- [Given problem]: Identify, in the records below, every line where the string "this" appears, and copy each such line.
= = =
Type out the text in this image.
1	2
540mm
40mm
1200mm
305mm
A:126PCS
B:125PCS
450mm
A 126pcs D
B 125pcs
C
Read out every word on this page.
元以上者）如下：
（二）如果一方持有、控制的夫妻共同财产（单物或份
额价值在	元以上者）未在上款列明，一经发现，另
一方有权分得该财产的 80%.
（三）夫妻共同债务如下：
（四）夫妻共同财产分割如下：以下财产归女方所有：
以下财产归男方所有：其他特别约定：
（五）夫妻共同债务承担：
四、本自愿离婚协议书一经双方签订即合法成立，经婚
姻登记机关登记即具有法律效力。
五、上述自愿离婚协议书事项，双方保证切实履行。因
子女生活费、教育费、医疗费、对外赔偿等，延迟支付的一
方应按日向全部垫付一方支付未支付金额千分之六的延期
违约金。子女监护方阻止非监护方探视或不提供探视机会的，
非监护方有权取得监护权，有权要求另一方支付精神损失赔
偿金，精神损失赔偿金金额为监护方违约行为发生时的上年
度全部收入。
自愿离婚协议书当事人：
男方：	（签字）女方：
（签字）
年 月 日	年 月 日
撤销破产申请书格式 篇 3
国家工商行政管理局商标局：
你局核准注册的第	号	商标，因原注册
= = =
- [Written answer]:
Type out the text in this image.
Read out every word on this page.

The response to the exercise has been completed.